* [WHAT TO PRODUCE]
Each record below should be repeated precisely as written.

◆ ◆ ◆

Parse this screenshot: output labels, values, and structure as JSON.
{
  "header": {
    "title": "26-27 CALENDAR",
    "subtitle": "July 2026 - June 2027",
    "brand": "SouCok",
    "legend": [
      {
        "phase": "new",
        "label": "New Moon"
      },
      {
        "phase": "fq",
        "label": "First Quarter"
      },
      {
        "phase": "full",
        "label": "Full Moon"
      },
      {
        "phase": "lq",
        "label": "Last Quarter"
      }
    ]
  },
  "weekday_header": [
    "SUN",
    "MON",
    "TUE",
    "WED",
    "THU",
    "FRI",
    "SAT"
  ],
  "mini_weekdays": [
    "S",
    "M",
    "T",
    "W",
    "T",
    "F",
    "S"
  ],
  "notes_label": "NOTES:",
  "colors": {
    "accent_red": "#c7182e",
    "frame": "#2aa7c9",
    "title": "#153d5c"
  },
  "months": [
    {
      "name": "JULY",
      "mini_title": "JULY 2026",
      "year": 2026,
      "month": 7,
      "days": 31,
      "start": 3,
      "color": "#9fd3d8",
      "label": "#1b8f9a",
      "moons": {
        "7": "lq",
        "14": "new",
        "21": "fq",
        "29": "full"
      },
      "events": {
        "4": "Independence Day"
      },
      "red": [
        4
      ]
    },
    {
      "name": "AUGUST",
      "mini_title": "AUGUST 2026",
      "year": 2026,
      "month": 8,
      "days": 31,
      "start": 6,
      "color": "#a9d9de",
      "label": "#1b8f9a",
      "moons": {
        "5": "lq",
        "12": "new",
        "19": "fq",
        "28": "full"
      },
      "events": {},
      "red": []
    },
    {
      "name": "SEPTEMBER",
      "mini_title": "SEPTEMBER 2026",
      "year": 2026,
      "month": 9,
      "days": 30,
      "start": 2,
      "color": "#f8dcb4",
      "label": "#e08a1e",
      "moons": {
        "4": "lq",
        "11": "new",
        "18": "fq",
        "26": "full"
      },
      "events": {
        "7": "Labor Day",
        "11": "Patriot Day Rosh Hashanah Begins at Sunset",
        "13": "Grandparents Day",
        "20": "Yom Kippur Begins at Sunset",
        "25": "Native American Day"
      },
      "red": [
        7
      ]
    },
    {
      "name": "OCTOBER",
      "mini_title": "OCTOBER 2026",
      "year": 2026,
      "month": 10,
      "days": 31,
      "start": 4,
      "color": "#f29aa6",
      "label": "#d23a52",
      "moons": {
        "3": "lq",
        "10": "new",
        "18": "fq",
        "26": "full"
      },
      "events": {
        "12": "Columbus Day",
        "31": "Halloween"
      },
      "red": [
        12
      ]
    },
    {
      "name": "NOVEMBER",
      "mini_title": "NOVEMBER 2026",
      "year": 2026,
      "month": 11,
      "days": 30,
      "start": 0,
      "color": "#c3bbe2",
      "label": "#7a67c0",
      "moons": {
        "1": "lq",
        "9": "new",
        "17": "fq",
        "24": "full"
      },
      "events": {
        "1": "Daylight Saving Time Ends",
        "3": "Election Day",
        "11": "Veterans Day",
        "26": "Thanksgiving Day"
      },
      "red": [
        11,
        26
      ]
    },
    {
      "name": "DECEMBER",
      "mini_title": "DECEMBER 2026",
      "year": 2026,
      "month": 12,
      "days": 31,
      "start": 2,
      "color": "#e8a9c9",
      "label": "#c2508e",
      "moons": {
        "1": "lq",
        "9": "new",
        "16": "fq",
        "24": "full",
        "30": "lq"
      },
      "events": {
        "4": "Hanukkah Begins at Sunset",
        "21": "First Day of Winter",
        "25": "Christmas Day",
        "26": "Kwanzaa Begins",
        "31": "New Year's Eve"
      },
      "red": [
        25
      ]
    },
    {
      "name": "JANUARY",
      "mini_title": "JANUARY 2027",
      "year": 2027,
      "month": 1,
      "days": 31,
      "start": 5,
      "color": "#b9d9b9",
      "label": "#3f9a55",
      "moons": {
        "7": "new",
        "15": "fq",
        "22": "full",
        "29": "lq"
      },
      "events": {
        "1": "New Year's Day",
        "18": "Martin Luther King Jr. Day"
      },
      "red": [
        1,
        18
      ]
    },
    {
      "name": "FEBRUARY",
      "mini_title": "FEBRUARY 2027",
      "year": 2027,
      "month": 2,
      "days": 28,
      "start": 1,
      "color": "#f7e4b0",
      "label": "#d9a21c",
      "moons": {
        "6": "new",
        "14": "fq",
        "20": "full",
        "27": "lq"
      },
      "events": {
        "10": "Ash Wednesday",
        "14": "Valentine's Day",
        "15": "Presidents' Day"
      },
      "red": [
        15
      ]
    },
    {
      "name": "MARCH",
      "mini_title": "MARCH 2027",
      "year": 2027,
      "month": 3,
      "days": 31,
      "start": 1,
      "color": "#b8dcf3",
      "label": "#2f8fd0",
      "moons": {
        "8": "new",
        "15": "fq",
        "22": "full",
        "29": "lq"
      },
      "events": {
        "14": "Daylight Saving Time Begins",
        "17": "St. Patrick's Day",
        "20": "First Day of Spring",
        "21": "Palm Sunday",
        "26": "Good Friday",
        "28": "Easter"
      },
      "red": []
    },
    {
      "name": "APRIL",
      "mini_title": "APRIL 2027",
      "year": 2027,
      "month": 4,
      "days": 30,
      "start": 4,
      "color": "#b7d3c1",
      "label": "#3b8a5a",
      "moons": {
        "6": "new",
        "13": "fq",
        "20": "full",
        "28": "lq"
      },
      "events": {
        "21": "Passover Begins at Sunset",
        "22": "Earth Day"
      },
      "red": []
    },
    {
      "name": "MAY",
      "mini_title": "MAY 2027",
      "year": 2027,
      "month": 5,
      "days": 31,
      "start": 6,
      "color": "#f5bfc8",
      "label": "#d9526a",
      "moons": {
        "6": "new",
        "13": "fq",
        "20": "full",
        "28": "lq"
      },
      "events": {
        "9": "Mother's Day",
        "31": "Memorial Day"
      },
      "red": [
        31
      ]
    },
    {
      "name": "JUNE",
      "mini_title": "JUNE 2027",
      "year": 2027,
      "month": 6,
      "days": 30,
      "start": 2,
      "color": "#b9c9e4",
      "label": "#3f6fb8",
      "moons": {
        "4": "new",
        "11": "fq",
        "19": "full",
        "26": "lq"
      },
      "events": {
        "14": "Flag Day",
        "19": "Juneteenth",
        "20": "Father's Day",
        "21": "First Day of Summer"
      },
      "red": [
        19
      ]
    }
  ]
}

◆ ◆ ◆

* [OUTPUT FOR THIS EXERCISE]
Parse this screenshot: output labels, values, and structure as JSON.
{
  "header": {
    "title": "26-27 CALENDAR",
    "subtitle": "July 2026 - June 2027",
    "brand": "SouCok",
    "legend": [
      {
        "phase": "new",
        "label": "New Moon"
      },
      {
        "phase": "fq",
        "label": "First Quarter"
      },
      {
        "phase": "full",
        "label": "Full Moon"
      },
      {
        "phase": "lq",
        "label": "Last Quarter"
      }
    ]
  },
  "weekday_header": [
    "SUN",
    "MON",
    "TUE",
    "WED",
    "THU",
    "FRI",
    "SAT"
  ],
  "mini_weekdays": [
    "S",
    "M",
    "T",
    "W",
    "T",
    "F",
    "S"
  ],
  "notes_label": "NOTES:",
  "colors": {
    "accent_red": "#c7182e",
    "frame": "#2aa7c9",
    "title": "#153d5c"
  },
  "months": [
    {
      "name": "JULY",
      "mini_title": "JULY 2026",
      "year": 2026,
      "month": 7,
      "days": 31,
      "start": 3,
      "color": "#9fd3d8",
      "label": "#1b8f9a",
      "moons": {
        "7": "lq",
        "14": "new",
        "21": "fq",
        "29": "full"
      },
      "events": {
        "4": "Independence Day"
      },
      "red": [
        4
      ]
    },
    {
      "name": "AUGUST",
      "mini_title": "AUGUST 2026",
      "year": 2026,
      "month": 8,
      "days": 31,
      "start": 6,
      "color": "#a9d9de",
      "label": "#1b8f9a",
      "moons": {
        "5": "lq",
        "12": "new",
        "19": "fq",
        "28": "full"
      },
      "events": {},
      "red": []
    },
    {
      "name": "SEPTEMBER",
      "mini_title": "SEPTEMBER 2026",
      "year": 2026,
      "month": 9,
      "days": 30,
      "start": 2,
      "color": "#f8dcb4",
      "label": "#e08a1e",
      "moons": {
        "4": "lq",
        "11": "new",
        "18": "fq",
        "26": "full"
      },
      "events": {
        "7": "Labor Day",
        "11": "Patriot Day Rosh Hashanah Begins at Sunset",
        "13": "Grandparents Day",
        "20": "Yom Kippur Begins at Sunset",
        "25": "Native American Day"
      },
      "red": [
        7
      ]
    },
    {
      "name": "OCTOBER",
      "mini_title": "OCTOBER 2026",
      "year": 2026,
      "month": 10,
      "days": 31,
      "start": 4,
      "color": "#f29aa6",
      "label": "#d23a52",
      "moons": {
        "3": "lq",
        "10": "new",
        "18": "fq",
        "26": "full"
      },
      "events": {
        "12": "Columbus Day",
        "31": "Halloween"
      },
      "red": [
        12
      ]
    },
    {
      "name": "NOVEMBER",
      "mini_title": "NOVEMBER 2026",
      "year": 2026,
      "month": 11,
      "days": 30,
      "start": 0,
      "color": "#c3bbe2",
      "label": "#7a67c0",
      "moons": {
        "1": "lq",
        "9": "new",
        "17": "fq",
        "24": "full"
      },
      "events": {
        "1": "Daylight Saving Time Ends",
        "3": "Election Day",
        "11": "Veterans Day",
        "26": "Thanksgiving Day"
      },
      "red": [
        11,
        26
      ]
    },
    {
      "name": "DECEMBER",
      "mini_title": "DECEMBER 2026",
      "year": 2026,
      "month": 12,
      "days": 31,
      "start": 2,
      "color": "#e8a9c9",
      "label": "#c2508e",
      "moons": {
        "1": "lq",
        "9": "new",
        "16": "fq",
        "24": "full",
        "30": "lq"
      },
      "events": {
        "4": "Hanukkah Begins at Sunset",
        "21": "First Day of Winter",
        "25": "Christmas Day",
        "26": "Kwanzaa Begins",
        "31": "New Year's Eve"
      },
      "red": [
        25
      ]
    },
    {
      "name": "JANUARY",
      "mini_title": "JANUARY 2027",
      "year": 2027,
      "month": 1,
      "days": 31,
      "start": 5,
      "color": "#b9d9b9",
      "label": "#3f9a55",
      "moons": {
        "7": "new",
        "15": "fq",
        "22": "full",
        "29": "lq"
      },
      "events": {
        "1": "New Year's Day",
        "18": "Martin Luther King Jr. Day"
      },
      "red": [
        1,
        18
      ]
    },
    {
      "name": "FEBRUARY",
      "mini_title": "FEBRUARY 2027",
      "year": 2027,
      "month": 2,
      "days": 28,
      "start": 1,
      "color": "#f7e4b0",
      "label": "#d9a21c",
      "moons": {
        "6": "new",
        "14": "fq",
        "20": "full",
        "27": "lq"
      },
      "events": {
        "10": "Ash Wednesday",
        "14": "Valentine's Day",
        "15": "Presidents' Day"
      },
      "red": [
        15
      ]
    },
    {
      "name": "MARCH",
      "mini_title": "MARCH 2027",
      "year": 2027,
      "month": 3,
      "days": 31,
      "start": 1,
      "color": "#b8dcf3",
      "label": "#2f8fd0",
      "moons": {
        "8": "new",
        "15": "fq",
        "22": "full",
        "29": "lq"
      },
      "events": {
        "14": "Daylight Saving Time Begins",
        "17": "St. Patrick's Day",
        "20": "First Day of Spring",
        "21": "Palm Sunday",
        "26": "Good Friday",
        "28": "Easter"
      },
      "red": []
    },
    {
      "name": "APRIL",
      "mini_title": "APRIL 2027",
      "year": 2027,
      "month": 4,
      "days": 30,
      "start": 4,
      "color": "#b7d3c1",
      "label": "#3b8a5a",
      "moons": {
        "6": "new",
        "13": "fq",
        "20": "full",
        "28": "lq"
      },
      "events": {
        "21": "Passover Begins at Sunset",
        "22": "Earth Day"
      },
      "red": []
    },
    {
      "name": "MAY",
      "mini_title": "MAY 2027",
      "year": 2027,
      "month": 5,
      "days": 31,
      "start": 6,
      "color": "#f5bfc8",
      "label": "#d9526a",
      "moons": {
        "6": "new",
        "13": "fq",
        "20": "full",
        "28": "lq"
      },
      "events": {
        "9": "Mother's Day",
        "31": "Memorial Day"
      },
      "red": [
        31
      ]
    },
    {
      "name": "JUNE",
      "mini_title": "JUNE 2027",
      "year": 2027,
      "month": 6,
      "days": 30,
      "start": 2,
      "color": "#b9c9e4",
      "label": "#3f6fb8",
      "moons": {
        "4": "new",
        "11": "fq",
        "19": "full",
        "26": "lq"
      },
      "events": {
        "14": "Flag Day",
        "19": "Juneteenth",
        "20": "Father's Day",
        "21": "First Day of Summer"
      },
      "red": [
        19
      ]
    }
  ]
}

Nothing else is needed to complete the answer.